## Page
▬▬▬

Learning morality along with languages

Three years ago Venerable Sam Synann, a monk of 16 years, gave up an overseas scholarship

to open an English language school with a twist. His Buddhist Morality Education

Center incorporates Buddhist principles into its language courses to counteract what

he felt was a developing lack of "humanity and morality" in the country.

Funded with his own savings and pagoda donations, the school operates as an NGO,

with the mission of providing a quality language instruction along with Buddhist

ideology. The school now has 1,500 students.

Located in Khan Chamkarmon, Phnom Penh, classes begin and end in Buddhist prayer.

About half of the school's 50 teachers are Buddhist monks; the rest are local teachers,

volunteer university students or foreigners.

Gary Hearty, a retired American school principle who is now the volunteer assistant

director at BMEC, says in his 34 years of teaching he has never seen anything quite

like BMEC. "It has an atmosphere of difference. It has little to do with money

and a lot to do with quality," he says.

The school has several courses in English, plus a few classes in German, Chinese

and Korean as well as computers. Fees are $2.50 to $4 per month. Books are free and

bicycles often are supplied to poor students who can't afford transportation.

Vong Sokcheat, 19, enrolled a year ago after hearing about BMEC from friends. "I

enjoy learning here a lot more," he said. "It's different from other schools.

Here we learn to be a good person with good characteristics."

▬▬▬

## Written instruction 1
In the article on the Buddhist language school, how many students does the school now have?

## Data supplied
▬▬▬

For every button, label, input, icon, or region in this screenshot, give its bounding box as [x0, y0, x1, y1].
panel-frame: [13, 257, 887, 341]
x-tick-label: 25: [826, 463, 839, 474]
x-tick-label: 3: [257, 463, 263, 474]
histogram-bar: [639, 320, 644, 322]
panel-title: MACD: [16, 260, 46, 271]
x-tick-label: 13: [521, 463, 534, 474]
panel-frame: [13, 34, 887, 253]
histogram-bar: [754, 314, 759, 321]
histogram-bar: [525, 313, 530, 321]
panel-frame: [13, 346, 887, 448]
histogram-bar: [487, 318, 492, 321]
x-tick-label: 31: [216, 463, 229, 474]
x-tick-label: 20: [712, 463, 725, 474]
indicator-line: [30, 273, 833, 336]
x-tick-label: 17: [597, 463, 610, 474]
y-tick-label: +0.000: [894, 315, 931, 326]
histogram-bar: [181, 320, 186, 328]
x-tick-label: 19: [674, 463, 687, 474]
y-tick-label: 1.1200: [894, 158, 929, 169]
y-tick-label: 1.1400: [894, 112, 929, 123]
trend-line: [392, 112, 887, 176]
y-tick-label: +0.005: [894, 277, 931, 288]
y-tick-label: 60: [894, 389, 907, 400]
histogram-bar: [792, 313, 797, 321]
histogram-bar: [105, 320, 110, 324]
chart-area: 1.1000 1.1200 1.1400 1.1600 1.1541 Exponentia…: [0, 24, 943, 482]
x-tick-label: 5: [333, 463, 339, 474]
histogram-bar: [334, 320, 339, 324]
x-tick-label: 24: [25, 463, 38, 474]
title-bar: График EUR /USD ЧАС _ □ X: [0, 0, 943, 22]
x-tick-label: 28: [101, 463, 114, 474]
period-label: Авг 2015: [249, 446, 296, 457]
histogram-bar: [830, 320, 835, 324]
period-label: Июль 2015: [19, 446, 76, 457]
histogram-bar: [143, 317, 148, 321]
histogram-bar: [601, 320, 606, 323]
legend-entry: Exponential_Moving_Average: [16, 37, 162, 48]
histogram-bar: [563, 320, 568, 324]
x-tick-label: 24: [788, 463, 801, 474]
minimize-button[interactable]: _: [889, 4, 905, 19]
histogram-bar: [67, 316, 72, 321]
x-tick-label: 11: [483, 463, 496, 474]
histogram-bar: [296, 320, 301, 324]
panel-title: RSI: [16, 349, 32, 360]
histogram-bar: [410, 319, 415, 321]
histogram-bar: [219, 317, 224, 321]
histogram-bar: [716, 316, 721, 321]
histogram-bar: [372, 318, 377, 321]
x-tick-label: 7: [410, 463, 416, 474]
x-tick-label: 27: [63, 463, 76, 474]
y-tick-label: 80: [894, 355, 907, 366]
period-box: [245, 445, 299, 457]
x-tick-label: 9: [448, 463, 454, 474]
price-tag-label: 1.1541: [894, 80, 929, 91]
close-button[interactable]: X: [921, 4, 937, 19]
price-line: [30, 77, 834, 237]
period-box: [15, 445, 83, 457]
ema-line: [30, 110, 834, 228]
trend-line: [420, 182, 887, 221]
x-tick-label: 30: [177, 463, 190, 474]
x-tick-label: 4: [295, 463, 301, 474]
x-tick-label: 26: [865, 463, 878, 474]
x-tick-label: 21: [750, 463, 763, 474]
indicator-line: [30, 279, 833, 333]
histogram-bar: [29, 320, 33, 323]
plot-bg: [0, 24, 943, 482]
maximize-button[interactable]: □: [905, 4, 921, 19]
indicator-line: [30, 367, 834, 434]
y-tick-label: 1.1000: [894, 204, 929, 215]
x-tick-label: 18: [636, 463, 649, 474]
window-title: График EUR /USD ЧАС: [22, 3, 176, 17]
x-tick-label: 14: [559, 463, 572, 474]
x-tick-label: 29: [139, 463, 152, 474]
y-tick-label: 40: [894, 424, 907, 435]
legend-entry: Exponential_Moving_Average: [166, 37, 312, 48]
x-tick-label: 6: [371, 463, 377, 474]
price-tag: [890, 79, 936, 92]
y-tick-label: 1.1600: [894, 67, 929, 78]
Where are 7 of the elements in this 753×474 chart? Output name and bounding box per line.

▬▬▬

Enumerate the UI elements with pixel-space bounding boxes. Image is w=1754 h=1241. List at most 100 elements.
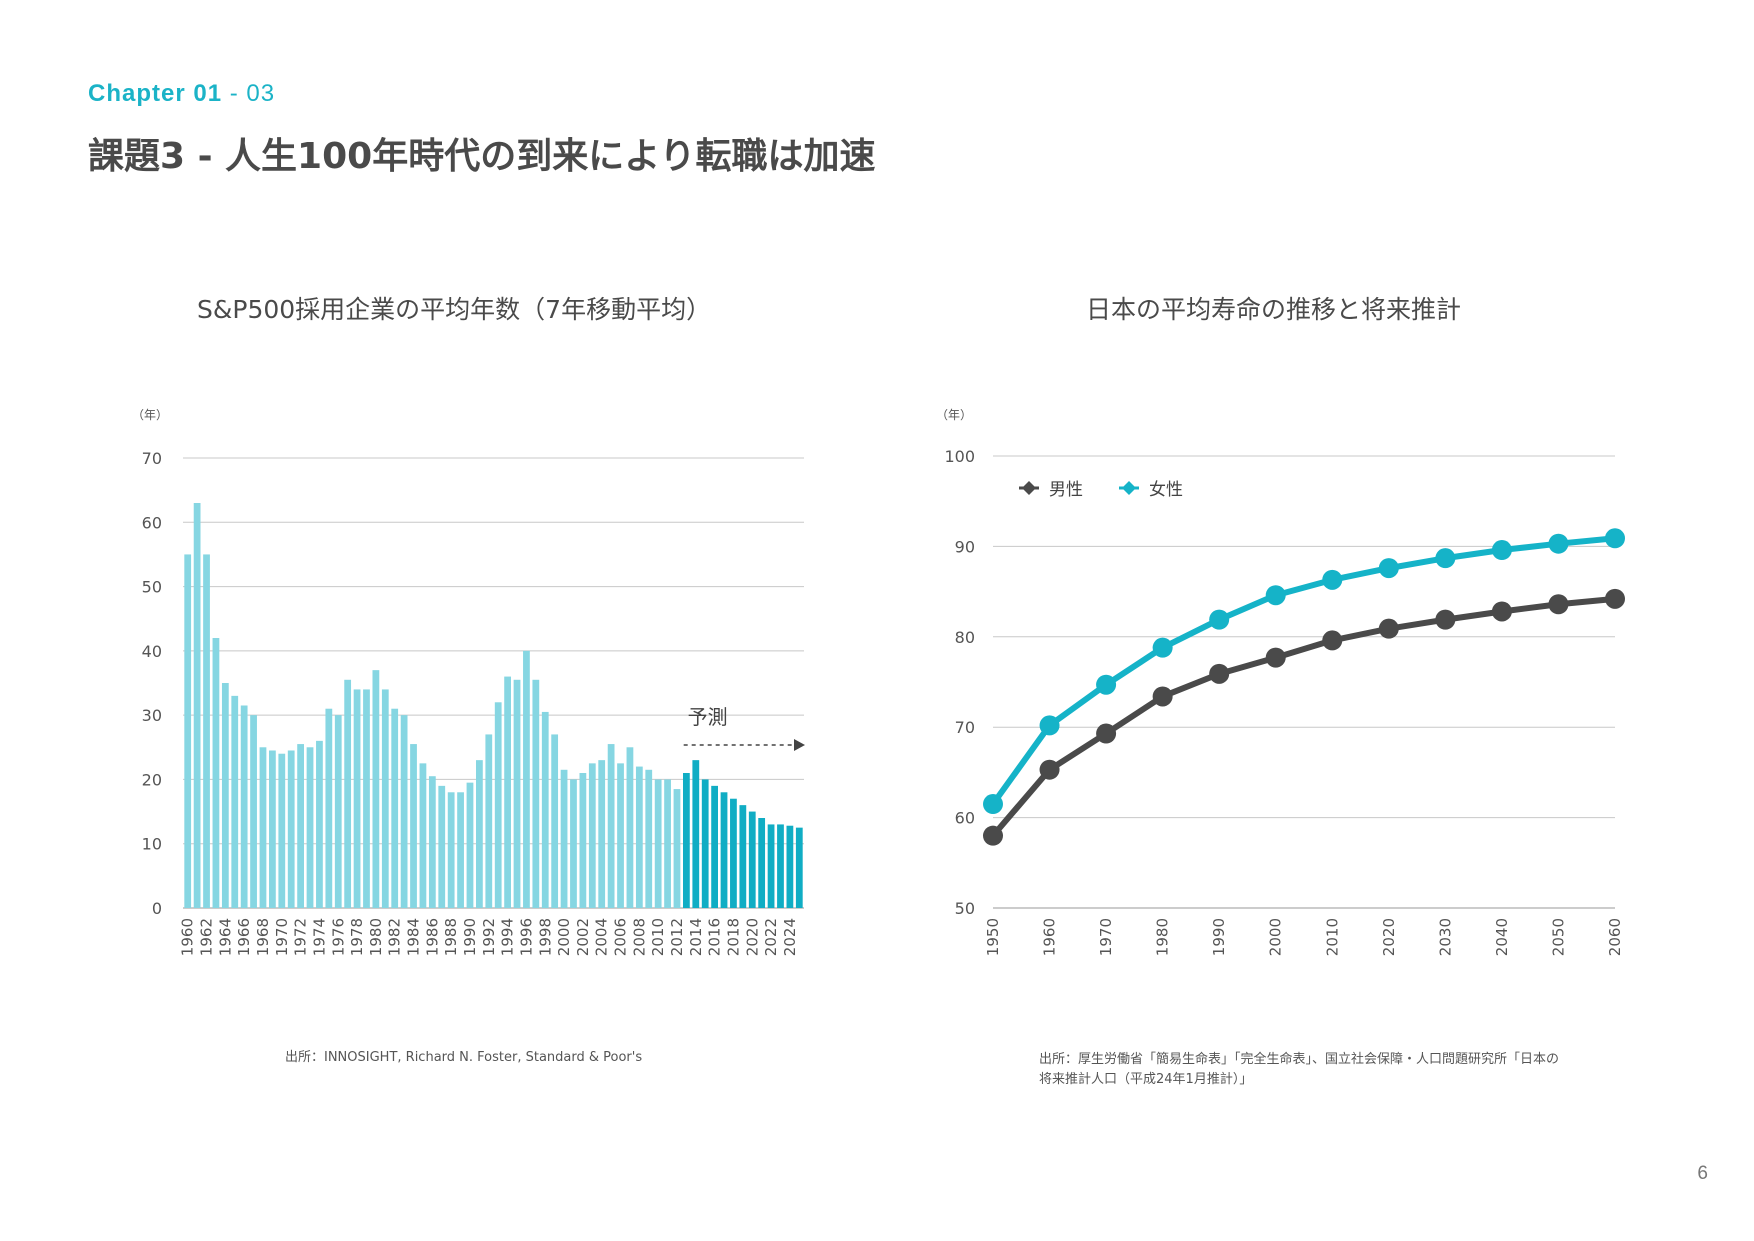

▬▬▬

## Written instruction 2
In the rows, take the part that opens with the line containing "For every button, label, input, icon, or" and closes with the line containing "y-tick-label: +0.000: [894, 315, 931, 326]". Change "panel-frame" to "panel-border" throughout it, keep everything else the same, and output only those lines.

## Reply 1
The school now has 1,500 students.

## Reply 2
For every button, label, input, icon, or region in this screenshot, give its bounding box as [x0, y0, x1, y1].
panel-border: [13, 257, 887, 341]
x-tick-label: 25: [826, 463, 839, 474]
x-tick-label: 3: [257, 463, 263, 474]
histogram-bar: [639, 320, 644, 322]
panel-title: MACD: [16, 260, 46, 271]
x-tick-label: 13: [521, 463, 534, 474]
panel-border: [13, 34, 887, 253]
histogram-bar: [754, 314, 759, 321]
histogram-bar: [525, 313, 530, 321]
panel-border: [13, 346, 887, 448]
histogram-bar: [487, 318, 492, 321]
x-tick-label: 31: [216, 463, 229, 474]
x-tick-label: 20: [712, 463, 725, 474]
indicator-line: [30, 273, 833, 336]
x-tick-label: 17: [597, 463, 610, 474]
y-tick-label: +0.000: [894, 315, 931, 326]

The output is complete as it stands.